**WHAT THE EXERCISE ASKS**
Copy, in full, each line of the material that holds the word "Data".
***** EXTRACTED MATERIAL *****
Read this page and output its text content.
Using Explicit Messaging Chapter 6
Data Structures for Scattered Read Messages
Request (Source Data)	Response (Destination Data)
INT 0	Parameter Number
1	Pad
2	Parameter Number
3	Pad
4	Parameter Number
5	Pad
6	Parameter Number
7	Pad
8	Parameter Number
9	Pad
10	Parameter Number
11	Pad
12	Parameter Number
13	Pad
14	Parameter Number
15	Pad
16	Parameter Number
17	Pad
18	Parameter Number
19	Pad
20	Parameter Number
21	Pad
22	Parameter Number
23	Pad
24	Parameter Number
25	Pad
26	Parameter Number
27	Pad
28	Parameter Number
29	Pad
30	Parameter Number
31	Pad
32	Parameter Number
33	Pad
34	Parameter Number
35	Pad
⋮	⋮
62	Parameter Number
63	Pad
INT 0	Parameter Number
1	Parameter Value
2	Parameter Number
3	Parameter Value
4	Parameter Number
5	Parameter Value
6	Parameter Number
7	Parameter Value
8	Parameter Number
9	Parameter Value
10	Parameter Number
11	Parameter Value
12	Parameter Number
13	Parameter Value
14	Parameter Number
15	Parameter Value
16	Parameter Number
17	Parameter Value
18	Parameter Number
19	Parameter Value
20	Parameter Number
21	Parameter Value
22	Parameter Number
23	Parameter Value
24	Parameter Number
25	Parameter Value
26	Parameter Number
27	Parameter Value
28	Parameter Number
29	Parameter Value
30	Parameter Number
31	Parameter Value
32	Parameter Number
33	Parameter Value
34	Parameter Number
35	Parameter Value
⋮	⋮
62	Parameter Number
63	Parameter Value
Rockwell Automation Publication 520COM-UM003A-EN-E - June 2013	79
*****
**RESPONSE BELOW**
Data Structures for Scattered Read Messages
Request (Source Data)	Response (Destination Data)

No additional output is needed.